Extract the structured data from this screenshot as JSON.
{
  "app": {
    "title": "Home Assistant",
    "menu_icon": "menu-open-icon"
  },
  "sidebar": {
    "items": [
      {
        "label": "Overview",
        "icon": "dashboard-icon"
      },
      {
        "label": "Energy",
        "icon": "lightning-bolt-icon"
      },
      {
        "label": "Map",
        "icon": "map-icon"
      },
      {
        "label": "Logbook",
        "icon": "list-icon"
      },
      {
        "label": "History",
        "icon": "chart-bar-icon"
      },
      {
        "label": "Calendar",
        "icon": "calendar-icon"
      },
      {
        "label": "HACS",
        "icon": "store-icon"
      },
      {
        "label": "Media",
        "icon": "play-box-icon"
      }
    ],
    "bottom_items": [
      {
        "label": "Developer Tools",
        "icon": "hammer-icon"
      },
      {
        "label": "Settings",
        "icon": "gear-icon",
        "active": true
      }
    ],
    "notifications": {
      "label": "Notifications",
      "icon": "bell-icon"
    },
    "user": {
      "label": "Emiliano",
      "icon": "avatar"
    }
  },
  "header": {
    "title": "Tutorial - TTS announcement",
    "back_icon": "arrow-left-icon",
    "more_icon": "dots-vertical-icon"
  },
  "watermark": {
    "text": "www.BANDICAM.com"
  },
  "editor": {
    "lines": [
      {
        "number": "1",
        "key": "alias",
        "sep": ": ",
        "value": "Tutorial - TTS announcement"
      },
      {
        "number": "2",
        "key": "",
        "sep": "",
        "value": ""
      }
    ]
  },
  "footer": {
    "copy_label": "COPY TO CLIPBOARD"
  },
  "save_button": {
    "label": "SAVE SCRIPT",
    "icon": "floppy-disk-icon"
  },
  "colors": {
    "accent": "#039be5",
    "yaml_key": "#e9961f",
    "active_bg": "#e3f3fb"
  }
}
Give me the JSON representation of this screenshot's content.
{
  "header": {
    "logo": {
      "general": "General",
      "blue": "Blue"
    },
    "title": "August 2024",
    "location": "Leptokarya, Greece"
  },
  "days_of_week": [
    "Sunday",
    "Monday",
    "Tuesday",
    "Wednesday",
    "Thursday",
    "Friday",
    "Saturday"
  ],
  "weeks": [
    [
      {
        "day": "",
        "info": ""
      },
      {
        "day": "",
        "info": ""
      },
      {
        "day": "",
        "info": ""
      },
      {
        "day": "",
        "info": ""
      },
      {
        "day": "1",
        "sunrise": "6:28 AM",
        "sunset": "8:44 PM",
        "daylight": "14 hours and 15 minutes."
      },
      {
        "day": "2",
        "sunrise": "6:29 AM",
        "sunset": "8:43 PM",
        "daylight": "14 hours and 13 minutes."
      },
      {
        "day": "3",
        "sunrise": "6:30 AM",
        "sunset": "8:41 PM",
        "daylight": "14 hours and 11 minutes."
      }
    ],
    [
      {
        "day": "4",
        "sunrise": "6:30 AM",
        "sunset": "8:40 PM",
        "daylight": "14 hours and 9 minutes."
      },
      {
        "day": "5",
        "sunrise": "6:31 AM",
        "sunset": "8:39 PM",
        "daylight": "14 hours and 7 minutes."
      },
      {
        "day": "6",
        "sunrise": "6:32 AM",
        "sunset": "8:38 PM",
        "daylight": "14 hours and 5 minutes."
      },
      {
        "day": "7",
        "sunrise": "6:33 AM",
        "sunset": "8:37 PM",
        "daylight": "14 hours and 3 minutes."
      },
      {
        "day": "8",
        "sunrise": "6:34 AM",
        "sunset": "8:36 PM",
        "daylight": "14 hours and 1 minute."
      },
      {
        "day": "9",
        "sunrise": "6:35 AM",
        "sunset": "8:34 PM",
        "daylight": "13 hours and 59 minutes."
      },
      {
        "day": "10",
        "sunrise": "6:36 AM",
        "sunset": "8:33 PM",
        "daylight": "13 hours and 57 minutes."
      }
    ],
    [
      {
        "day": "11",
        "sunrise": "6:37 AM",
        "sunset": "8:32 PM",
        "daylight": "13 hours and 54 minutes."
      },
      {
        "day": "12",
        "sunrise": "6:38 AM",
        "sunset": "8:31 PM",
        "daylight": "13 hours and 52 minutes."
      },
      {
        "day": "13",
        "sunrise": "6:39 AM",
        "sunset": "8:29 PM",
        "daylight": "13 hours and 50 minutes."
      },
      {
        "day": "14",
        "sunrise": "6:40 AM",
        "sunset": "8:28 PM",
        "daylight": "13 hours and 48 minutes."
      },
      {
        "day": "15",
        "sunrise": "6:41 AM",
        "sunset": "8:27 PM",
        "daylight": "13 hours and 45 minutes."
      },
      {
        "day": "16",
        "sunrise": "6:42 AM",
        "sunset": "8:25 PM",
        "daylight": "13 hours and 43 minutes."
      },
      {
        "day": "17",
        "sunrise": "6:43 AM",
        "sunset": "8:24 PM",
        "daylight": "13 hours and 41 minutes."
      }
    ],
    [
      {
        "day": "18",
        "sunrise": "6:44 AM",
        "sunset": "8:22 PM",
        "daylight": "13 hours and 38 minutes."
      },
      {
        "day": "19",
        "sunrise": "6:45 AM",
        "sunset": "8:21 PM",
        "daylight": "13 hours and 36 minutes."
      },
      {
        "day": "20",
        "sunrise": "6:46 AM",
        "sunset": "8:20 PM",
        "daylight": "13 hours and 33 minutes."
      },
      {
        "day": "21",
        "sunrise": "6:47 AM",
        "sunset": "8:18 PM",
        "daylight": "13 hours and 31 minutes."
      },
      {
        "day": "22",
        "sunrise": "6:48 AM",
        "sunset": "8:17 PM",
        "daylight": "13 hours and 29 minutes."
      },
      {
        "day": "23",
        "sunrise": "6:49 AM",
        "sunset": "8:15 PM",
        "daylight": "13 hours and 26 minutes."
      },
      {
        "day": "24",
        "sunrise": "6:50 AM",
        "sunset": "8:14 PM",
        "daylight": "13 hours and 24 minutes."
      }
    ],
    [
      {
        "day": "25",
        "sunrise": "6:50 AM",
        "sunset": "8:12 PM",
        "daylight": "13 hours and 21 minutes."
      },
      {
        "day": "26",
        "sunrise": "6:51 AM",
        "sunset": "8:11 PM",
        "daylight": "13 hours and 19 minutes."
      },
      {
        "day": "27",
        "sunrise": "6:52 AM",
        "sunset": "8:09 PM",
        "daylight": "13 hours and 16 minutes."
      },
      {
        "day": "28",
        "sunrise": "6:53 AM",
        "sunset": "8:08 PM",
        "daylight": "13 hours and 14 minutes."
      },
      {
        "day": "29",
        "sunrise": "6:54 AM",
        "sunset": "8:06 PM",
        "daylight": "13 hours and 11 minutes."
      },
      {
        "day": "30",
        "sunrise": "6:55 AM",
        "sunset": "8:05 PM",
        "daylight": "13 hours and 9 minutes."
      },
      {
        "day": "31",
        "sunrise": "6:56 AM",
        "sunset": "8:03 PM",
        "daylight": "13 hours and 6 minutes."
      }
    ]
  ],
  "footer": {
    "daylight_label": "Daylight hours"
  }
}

## TASK BRIEF
Only lines holding the string "screenshot" are wanted; gather each one from the entries above.

## REPLY
Extract the structured data from this screenshot as JSON.
Give me the JSON representation of this screenshot's content.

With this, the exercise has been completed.